_WHAT IS BEING ASKED_
Provide an exact reproduction of every entry.

[Chart and figure data]

— START —

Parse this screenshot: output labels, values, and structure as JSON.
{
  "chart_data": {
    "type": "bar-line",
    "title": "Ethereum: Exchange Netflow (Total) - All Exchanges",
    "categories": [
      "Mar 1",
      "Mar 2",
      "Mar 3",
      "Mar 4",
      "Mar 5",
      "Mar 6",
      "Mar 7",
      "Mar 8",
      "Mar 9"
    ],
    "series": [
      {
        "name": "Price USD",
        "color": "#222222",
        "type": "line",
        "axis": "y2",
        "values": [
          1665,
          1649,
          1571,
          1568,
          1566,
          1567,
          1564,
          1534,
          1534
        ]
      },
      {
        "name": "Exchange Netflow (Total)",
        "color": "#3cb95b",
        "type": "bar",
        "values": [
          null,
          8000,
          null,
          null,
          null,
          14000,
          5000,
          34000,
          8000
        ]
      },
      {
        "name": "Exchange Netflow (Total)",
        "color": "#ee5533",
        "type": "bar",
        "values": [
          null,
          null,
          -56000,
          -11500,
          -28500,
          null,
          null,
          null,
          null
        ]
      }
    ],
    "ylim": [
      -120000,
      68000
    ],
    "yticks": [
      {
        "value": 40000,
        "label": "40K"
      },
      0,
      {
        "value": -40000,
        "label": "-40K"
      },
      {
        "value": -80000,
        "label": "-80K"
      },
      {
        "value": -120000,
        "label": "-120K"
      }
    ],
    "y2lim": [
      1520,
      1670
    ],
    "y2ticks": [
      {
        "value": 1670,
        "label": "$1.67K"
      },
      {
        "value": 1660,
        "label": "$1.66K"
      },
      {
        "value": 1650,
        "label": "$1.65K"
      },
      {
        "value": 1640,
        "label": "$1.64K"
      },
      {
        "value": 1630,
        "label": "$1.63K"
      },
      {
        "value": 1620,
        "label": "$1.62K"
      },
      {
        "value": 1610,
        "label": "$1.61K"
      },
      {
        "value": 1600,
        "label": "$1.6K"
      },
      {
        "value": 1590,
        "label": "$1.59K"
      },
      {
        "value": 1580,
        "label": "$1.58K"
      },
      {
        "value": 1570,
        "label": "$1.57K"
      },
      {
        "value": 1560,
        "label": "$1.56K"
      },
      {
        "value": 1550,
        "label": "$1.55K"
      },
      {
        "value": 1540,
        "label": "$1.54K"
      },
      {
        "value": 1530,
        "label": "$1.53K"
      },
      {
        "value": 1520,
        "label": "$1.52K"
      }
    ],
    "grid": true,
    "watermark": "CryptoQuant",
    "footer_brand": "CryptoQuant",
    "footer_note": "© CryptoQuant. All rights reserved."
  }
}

— END —

_RESULT OF THIS TASK_
Parse this screenshot: output labels, values, and structure as JSON.
{
  "chart_data": {
    "type": "bar-line",
    "title": "Ethereum: Exchange Netflow (Total) - All Exchanges",
    "categories": [
      "Mar 1",
      "Mar 2",
      "Mar 3",
      "Mar 4",
      "Mar 5",
      "Mar 6",
      "Mar 7",
      "Mar 8",
      "Mar 9"
    ],
    "series": [
      {
        "name": "Price USD",
        "color": "#222222",
        "type": "line",
        "axis": "y2",
        "values": [
          1665,
          1649,
          1571,
          1568,
          1566,
          1567,
          1564,
          1534,
          1534
        ]
      },
      {
        "name": "Exchange Netflow (Total)",
        "color": "#3cb95b",
        "type": "bar",
        "values": [
          null,
          8000,
          null,
          null,
          null,
          14000,
          5000,
          34000,
          8000
        ]
      },
      {
        "name": "Exchange Netflow (Total)",
        "color": "#ee5533",
        "type": "bar",
        "values": [
          null,
          null,
          -56000,
          -11500,
          -28500,
          null,
          null,
          null,
          null
        ]
      }
    ],
    "ylim": [
      -120000,
      68000
    ],
    "yticks": [
      {
        "value": 40000,
        "label": "40K"
      },
      0,
      {
        "value": -40000,
        "label": "-40K"
      },
      {
        "value": -80000,
        "label": "-80K"
      },
      {
        "value": -120000,
        "label": "-120K"
      }
    ],
    "y2lim": [
      1520,
      1670
    ],
    "y2ticks": [
      {
        "value": 1670,
        "label": "$1.67K"
      },
      {
        "value": 1660,
        "label": "$1.66K"
      },
      {
        "value": 1650,
        "label": "$1.65K"
      },
      {
        "value": 1640,
        "label": "$1.64K"
      },
      {
        "value": 1630,
        "label": "$1.63K"
      },
      {
        "value": 1620,
        "label": "$1.62K"
      },
      {
        "value": 1610,
        "label": "$1.61K"
      },
      {
        "value": 1600,
        "label": "$1.6K"
      },
      {
        "value": 1590,
        "label": "$1.59K"
      },
      {
        "value": 1580,
        "label": "$1.58K"
      },
      {
        "value": 1570,
        "label": "$1.57K"
      },
      {
        "value": 1560,
        "label": "$1.56K"
      },
      {
        "value": 1550,
        "label": "$1.55K"
      },
      {
        "value": 1540,
        "label": "$1.54K"
      },
      {
        "value": 1530,
        "label": "$1.53K"
      },
      {
        "value": 1520,
        "label": "$1.52K"
      }
    ],
    "grid": true,
    "watermark": "CryptoQuant",
    "footer_brand": "CryptoQuant",
    "footer_note": "© CryptoQuant. All rights reserved."
  }
}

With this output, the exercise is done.